───── Stored data ─────

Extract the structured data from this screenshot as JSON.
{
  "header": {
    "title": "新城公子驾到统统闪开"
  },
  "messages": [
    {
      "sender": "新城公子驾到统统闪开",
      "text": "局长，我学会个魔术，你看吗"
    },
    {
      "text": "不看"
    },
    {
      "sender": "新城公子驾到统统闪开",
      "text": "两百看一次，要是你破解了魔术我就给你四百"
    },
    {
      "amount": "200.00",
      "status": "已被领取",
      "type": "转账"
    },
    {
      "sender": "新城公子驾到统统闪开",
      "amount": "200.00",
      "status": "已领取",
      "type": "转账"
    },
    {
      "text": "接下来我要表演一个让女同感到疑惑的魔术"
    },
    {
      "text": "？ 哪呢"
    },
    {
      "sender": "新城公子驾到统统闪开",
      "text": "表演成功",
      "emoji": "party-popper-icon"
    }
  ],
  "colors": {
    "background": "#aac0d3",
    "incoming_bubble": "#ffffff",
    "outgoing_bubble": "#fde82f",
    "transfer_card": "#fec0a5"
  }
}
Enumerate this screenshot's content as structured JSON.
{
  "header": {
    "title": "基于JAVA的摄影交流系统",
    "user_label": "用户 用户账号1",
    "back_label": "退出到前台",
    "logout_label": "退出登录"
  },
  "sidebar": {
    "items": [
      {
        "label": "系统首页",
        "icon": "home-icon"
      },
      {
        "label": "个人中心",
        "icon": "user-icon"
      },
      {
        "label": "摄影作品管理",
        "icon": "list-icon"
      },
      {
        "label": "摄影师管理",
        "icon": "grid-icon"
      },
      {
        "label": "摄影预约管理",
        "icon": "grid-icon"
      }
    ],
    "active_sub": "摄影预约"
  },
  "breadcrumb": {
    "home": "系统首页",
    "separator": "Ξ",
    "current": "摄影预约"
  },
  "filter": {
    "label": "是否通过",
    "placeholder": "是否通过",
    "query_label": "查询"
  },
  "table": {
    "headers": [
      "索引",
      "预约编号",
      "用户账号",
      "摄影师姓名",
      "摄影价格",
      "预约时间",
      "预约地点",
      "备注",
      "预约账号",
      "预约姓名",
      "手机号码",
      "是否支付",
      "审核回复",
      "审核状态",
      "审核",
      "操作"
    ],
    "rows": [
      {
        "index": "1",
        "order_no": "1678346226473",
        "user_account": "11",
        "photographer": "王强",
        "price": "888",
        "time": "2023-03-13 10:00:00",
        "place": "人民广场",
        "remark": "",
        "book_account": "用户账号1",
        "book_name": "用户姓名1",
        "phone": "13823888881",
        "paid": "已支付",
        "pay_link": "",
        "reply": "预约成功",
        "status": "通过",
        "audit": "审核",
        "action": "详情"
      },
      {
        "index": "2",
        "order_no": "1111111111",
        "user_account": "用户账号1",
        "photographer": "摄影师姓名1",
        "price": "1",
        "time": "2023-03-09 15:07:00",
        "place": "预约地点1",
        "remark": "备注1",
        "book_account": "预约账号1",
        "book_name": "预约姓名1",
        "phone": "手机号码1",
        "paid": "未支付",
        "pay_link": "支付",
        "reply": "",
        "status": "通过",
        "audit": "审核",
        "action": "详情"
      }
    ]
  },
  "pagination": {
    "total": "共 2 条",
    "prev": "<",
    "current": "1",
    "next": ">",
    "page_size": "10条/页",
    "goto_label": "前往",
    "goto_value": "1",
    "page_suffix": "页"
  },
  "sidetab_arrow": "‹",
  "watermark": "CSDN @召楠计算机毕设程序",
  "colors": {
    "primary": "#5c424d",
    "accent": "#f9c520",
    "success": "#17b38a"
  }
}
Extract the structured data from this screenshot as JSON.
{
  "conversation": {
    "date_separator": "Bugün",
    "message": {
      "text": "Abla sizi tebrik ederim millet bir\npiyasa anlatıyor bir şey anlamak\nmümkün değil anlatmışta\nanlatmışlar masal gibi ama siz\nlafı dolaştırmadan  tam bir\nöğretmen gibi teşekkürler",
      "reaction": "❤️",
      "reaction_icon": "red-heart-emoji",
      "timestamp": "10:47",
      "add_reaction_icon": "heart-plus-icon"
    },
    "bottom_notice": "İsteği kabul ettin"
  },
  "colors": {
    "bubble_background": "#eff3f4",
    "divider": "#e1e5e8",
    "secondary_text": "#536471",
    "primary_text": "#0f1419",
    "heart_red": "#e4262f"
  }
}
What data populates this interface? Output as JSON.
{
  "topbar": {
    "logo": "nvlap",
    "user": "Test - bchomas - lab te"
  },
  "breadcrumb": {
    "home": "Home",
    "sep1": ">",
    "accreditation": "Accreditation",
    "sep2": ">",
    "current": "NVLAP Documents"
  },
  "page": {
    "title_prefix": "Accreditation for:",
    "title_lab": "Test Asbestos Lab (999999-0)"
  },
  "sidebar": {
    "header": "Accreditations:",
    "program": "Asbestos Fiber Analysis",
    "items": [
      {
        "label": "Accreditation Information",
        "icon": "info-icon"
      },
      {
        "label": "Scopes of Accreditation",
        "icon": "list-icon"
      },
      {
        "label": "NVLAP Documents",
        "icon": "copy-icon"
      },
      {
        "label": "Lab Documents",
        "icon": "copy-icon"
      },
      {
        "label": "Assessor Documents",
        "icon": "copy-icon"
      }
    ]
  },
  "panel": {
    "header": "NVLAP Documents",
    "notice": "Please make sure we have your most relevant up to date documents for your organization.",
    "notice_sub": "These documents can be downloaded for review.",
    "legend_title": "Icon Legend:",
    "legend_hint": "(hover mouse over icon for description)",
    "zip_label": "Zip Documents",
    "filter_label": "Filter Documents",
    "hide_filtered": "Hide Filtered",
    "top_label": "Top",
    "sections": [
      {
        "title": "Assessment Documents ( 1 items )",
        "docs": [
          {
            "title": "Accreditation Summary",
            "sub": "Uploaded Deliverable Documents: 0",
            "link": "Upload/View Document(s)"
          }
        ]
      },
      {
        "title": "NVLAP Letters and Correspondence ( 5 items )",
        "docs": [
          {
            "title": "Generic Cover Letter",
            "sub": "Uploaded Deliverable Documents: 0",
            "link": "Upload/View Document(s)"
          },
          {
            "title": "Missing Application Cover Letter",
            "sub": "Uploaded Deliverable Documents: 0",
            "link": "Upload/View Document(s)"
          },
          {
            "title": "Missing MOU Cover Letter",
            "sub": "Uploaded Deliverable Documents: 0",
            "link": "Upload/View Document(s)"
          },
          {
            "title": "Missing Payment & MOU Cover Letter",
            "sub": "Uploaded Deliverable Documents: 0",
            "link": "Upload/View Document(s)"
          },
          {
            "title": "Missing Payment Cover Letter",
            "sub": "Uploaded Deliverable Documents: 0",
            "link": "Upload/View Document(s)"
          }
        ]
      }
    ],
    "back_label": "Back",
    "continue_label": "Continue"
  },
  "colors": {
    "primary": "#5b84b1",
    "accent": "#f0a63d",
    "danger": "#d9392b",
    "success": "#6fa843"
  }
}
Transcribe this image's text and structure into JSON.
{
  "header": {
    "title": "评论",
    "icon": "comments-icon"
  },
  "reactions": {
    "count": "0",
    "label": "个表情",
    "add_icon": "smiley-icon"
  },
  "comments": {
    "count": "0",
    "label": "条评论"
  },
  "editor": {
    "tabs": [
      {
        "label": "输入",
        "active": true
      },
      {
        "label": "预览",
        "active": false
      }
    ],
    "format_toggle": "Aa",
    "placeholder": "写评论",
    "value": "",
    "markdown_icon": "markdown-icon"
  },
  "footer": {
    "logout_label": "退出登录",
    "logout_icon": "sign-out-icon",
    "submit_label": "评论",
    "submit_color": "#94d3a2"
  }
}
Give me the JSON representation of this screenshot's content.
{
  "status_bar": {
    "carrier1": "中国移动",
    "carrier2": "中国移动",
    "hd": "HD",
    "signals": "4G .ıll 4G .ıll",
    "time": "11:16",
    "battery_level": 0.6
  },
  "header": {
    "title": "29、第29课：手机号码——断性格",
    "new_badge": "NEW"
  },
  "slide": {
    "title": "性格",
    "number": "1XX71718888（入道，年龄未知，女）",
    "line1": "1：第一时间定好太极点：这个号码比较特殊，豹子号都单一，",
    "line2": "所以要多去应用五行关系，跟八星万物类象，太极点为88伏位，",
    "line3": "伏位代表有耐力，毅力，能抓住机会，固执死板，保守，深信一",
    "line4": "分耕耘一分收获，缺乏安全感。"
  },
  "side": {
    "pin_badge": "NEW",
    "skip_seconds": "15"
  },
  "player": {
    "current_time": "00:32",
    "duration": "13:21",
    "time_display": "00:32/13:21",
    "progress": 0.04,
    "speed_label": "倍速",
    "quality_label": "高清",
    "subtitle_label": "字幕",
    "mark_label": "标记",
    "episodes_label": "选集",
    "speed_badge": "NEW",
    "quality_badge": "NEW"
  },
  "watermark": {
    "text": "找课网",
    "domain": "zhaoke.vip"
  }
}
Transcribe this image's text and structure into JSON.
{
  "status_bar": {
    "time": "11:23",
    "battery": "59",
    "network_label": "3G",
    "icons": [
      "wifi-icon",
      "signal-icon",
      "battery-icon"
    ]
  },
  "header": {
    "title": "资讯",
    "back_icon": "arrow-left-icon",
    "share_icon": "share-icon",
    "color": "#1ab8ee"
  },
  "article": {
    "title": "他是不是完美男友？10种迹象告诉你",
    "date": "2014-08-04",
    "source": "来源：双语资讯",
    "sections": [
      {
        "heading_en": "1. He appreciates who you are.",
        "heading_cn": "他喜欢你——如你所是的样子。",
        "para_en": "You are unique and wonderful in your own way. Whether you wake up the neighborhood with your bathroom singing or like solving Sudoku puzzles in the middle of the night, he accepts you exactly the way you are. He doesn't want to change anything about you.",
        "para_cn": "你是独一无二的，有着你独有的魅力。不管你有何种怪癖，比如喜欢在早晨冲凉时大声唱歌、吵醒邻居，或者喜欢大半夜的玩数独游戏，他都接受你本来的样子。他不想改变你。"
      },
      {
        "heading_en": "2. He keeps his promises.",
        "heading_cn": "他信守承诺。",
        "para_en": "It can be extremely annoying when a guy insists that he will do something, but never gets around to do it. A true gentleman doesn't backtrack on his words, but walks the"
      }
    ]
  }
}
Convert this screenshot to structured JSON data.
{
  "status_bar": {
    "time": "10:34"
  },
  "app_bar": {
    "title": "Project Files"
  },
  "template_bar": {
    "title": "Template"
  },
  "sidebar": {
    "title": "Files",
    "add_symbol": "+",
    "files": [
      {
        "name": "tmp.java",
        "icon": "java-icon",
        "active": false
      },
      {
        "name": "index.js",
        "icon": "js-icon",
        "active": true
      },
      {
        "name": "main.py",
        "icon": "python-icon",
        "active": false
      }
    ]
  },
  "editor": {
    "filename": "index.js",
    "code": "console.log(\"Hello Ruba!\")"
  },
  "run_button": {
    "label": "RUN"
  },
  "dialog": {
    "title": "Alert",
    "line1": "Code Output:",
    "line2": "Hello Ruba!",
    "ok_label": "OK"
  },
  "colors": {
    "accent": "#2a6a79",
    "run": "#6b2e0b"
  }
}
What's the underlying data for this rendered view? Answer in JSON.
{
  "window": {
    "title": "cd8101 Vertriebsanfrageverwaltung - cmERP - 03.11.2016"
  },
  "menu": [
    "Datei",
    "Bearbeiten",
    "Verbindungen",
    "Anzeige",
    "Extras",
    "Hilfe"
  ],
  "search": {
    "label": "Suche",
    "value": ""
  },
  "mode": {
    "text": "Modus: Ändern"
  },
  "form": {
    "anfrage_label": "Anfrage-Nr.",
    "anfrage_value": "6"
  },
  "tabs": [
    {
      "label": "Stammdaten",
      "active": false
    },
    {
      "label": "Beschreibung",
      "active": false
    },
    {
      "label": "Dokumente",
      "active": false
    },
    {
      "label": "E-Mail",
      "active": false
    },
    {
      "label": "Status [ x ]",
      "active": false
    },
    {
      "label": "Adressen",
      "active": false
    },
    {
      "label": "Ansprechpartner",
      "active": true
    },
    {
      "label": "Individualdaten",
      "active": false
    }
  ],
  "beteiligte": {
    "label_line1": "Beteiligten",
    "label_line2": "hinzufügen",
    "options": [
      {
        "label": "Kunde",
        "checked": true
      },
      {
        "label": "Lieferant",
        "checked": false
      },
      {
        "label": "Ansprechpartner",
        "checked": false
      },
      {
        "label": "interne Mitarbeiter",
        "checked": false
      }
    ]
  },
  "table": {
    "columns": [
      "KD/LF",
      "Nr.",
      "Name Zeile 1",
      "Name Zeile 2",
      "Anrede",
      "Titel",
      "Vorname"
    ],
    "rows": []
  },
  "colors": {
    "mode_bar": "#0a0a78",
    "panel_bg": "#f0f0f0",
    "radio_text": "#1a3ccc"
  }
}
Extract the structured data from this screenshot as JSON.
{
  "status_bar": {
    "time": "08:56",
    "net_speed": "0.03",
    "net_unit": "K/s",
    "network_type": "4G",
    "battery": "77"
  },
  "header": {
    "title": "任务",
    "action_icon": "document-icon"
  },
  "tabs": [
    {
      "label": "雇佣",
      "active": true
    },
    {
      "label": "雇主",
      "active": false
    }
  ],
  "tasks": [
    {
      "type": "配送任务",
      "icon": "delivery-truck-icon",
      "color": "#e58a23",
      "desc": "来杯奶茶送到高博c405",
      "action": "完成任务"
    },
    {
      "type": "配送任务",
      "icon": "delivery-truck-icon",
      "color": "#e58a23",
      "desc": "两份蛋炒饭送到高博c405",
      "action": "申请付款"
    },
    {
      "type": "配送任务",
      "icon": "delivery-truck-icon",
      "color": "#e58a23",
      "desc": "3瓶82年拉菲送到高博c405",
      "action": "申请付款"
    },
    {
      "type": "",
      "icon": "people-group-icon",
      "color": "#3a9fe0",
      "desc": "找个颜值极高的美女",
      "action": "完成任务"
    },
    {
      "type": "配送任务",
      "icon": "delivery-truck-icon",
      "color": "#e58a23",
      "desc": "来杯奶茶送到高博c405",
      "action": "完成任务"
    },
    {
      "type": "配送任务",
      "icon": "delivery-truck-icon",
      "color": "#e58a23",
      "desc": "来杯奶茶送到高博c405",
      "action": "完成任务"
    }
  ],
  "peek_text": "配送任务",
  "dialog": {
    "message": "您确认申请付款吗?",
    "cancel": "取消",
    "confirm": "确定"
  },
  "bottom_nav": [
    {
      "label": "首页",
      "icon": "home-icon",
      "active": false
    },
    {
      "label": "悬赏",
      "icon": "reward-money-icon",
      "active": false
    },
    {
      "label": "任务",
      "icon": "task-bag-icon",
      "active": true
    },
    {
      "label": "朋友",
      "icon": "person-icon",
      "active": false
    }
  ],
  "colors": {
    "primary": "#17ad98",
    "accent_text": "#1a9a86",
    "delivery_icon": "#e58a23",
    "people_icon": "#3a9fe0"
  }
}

─────

**The problem**
Find the count of lines in the data above where the string "content" occurs. Provide that number alone.

**Result for this exercise**
2